WHAT TO PRODUCE ->
Are you able to retype all the records below exactly?

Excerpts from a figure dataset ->
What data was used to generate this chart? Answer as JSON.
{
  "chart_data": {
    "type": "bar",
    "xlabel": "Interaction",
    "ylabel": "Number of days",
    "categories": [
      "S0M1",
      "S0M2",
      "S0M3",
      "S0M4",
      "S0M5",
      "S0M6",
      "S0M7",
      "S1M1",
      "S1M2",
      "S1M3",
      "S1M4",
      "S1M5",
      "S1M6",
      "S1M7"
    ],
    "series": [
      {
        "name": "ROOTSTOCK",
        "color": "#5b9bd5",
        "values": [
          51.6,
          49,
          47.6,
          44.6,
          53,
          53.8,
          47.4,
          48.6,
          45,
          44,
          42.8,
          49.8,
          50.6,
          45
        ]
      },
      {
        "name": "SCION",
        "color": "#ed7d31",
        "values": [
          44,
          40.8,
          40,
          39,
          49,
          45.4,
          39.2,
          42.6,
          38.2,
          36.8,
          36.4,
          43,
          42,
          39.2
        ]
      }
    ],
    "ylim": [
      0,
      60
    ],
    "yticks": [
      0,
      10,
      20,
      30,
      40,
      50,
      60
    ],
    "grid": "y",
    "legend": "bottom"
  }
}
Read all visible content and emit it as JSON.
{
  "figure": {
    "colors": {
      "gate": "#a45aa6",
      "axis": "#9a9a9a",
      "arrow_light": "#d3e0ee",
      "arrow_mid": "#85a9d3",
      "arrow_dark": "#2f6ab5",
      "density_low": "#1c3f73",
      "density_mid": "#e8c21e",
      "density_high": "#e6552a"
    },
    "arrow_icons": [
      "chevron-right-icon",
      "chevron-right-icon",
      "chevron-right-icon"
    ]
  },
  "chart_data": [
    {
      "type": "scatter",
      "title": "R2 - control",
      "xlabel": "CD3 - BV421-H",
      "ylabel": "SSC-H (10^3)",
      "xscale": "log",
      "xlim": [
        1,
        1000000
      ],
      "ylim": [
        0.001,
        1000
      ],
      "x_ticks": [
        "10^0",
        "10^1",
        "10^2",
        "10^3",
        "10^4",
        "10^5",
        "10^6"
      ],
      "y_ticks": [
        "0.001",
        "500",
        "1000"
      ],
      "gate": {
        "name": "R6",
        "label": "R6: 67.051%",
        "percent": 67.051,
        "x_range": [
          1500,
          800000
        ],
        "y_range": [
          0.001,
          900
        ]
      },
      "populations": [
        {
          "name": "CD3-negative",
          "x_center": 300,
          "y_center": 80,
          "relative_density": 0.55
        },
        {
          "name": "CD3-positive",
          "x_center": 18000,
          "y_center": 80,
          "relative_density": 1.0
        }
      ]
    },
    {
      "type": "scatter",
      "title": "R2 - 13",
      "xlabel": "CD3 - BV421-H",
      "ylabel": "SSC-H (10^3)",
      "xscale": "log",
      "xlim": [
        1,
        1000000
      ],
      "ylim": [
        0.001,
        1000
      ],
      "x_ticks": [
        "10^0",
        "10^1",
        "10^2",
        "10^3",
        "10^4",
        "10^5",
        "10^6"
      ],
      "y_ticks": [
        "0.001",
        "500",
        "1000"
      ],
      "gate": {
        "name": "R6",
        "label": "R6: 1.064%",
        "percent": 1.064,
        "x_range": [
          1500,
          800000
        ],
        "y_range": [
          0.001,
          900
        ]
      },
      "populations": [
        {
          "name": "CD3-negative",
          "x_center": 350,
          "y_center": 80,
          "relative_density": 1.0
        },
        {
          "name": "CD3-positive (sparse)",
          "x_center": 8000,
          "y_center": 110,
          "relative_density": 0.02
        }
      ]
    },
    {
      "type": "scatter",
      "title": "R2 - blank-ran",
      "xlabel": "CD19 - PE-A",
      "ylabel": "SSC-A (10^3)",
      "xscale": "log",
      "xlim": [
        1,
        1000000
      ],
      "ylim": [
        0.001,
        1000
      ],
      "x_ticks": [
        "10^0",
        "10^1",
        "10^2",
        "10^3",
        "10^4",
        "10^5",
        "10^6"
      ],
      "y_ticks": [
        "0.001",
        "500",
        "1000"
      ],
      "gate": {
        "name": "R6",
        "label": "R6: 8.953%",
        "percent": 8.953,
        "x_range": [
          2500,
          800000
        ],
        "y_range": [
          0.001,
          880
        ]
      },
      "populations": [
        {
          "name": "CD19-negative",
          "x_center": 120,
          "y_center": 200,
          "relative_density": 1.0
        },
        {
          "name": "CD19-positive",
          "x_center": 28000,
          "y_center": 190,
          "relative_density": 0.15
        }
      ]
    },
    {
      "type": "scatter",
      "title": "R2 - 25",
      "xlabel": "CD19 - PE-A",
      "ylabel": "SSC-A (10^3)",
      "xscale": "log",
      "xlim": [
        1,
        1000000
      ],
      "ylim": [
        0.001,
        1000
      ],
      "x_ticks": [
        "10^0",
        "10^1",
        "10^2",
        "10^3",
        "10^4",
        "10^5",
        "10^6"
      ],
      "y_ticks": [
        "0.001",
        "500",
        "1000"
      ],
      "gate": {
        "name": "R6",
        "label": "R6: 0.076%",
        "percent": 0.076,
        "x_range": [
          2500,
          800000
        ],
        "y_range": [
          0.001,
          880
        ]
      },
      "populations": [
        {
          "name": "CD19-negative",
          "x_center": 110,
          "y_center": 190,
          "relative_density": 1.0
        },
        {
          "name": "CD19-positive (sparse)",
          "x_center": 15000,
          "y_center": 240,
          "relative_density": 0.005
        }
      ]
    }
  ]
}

THE COMPLETED TASK ->
What data was used to generate this chart? Answer as JSON.
{
  "chart_data": {
    "type": "bar",
    "xlabel": "Interaction",
    "ylabel": "Number of days",
    "categories": [
      "S0M1",
      "S0M2",
      "S0M3",
      "S0M4",
      "S0M5",
      "S0M6",
      "S0M7",
      "S1M1",
      "S1M2",
      "S1M3",
      "S1M4",
      "S1M5",
      "S1M6",
      "S1M7"
    ],
    "series": [
      {
        "name": "ROOTSTOCK",
        "color": "#5b9bd5",
        "values": [
          51.6,
          49,
          47.6,
          44.6,
          53,
          53.8,
          47.4,
          48.6,
          45,
          44,
          42.8,
          49.8,
          50.6,
          45
        ]
      },
      {
        "name": "SCION",
        "color": "#ed7d31",
        "values": [
          44,
          40.8,
          40,
          39,
          49,
          45.4,
          39.2,
          42.6,
          38.2,
          36.8,
          36.4,
          43,
          42,
          39.2
        ]
      }
    ],
    "ylim": [
      0,
      60
    ],
    "yticks": [
      0,
      10,
      20,
      30,
      40,
      50,
      60
    ],
    "grid": "y",
    "legend": "bottom"
  }
}
Read all visible content and emit it as JSON.
{
  "figure": {
    "colors": {
      "gate": "#a45aa6",
      "axis": "#9a9a9a",
      "arrow_light": "#d3e0ee",
      "arrow_mid": "#85a9d3",
      "arrow_dark": "#2f6ab5",
      "density_low": "#1c3f73",
      "density_mid": "#e8c21e",
      "density_high": "#e6552a"
    },
    "arrow_icons": [
      "chevron-right-icon",
      "chevron-right-icon",
      "chevron-right-icon"
    ]
  },
  "chart_data": [
    {
      "type": "scatter",
      "title": "R2 - control",
      "xlabel": "CD3 - BV421-H",
      "ylabel": "SSC-H (10^3)",
      "xscale": "log",
      "xlim": [
        1,
        1000000
      ],
      "ylim": [
        0.001,
        1000
      ],
      "x_ticks": [
        "10^0",
        "10^1",
        "10^2",
        "10^3",
        "10^4",
        "10^5",
        "10^6"
      ],
      "y_ticks": [
        "0.001",
        "500",
        "1000"
      ],
      "gate": {
        "name": "R6",
        "label": "R6: 67.051%",
        "percent": 67.051,
        "x_range": [
          1500,
          800000
        ],
        "y_range": [
          0.001,
          900
        ]
      },
      "populations": [
        {
          "name": "CD3-negative",
          "x_center": 300,
          "y_center": 80,
          "relative_density": 0.55
        },
        {
          "name": "CD3-positive",
          "x_center": 18000,
          "y_center": 80,
          "relative_density": 1.0
        }
      ]
    },
    {
      "type": "scatter",
      "title": "R2 - 13",
      "xlabel": "CD3 - BV421-H",
      "ylabel": "SSC-H (10^3)",
      "xscale": "log",
      "xlim": [
        1,
        1000000
      ],
      "ylim": [
        0.001,
        1000
      ],
      "x_ticks": [
        "10^0",
        "10^1",
        "10^2",
        "10^3",
        "10^4",
        "10^5",
        "10^6"
      ],
      "y_ticks": [
        "0.001",
        "500",
        "1000"
      ],
      "gate": {
        "name": "R6",
        "label": "R6: 1.064%",
        "percent": 1.064,
        "x_range": [
          1500,
          800000
        ],
        "y_range": [
          0.001,
          900
        ]
      },
      "populations": [
        {
          "name": "CD3-negative",
          "x_center": 350,
          "y_center": 80,
          "relative_density": 1.0
        },
        {
          "name": "CD3-positive (sparse)",
          "x_center": 8000,
          "y_center": 110,
          "relative_density": 0.02
        }
      ]
    },
    {
      "type": "scatter",
      "title": "R2 - blank-ran",
      "xlabel": "CD19 - PE-A",
      "ylabel": "SSC-A (10^3)",
      "xscale": "log",
      "xlim": [
        1,
        1000000
      ],
      "ylim": [
        0.001,
        1000
      ],
      "x_ticks": [
        "10^0",
        "10^1",
        "10^2",
        "10^3",
        "10^4",
        "10^5",
        "10^6"
      ],
      "y_ticks": [
        "0.001",
        "500",
        "1000"
      ],
      "gate": {
        "name": "R6",
        "label": "R6: 8.953%",
        "percent": 8.953,
        "x_range": [
          2500,
          800000
        ],
        "y_range": [
          0.001,
          880
        ]
      },
      "populations": [
        {
          "name": "CD19-negative",
          "x_center": 120,
          "y_center": 200,
          "relative_density": 1.0
        },
        {
          "name": "CD19-positive",
          "x_center": 28000,
          "y_center": 190,
          "relative_density": 0.15
        }
      ]
    },
    {
      "type": "scatter",
      "title": "R2 - 25",
      "xlabel": "CD19 - PE-A",
      "ylabel": "SSC-A (10^3)",
      "xscale": "log",
      "xlim": [
        1,
        1000000
      ],
      "ylim": [
        0.001,
        1000
      ],
      "x_ticks": [
        "10^0",
        "10^1",
        "10^2",
        "10^3",
        "10^4",
        "10^5",
        "10^6"
      ],
      "y_ticks": [
        "0.001",
        "500",
        "1000"
      ],
      "gate": {
        "name": "R6",
        "label": "R6: 0.076%",
        "percent": 0.076,
        "x_range": [
          2500,
          800000
        ],
        "y_range": [
          0.001,
          880
        ]
      },
      "populations": [
        {
          "name": "CD19-negative",
          "x_center": 110,
          "y_center": 190,
          "relative_density": 1.0
        },
        {
          "name": "CD19-positive (sparse)",
          "x_center": 15000,
          "y_center": 240,
          "relative_density": 0.005
        }
      ]
    }
  ]
}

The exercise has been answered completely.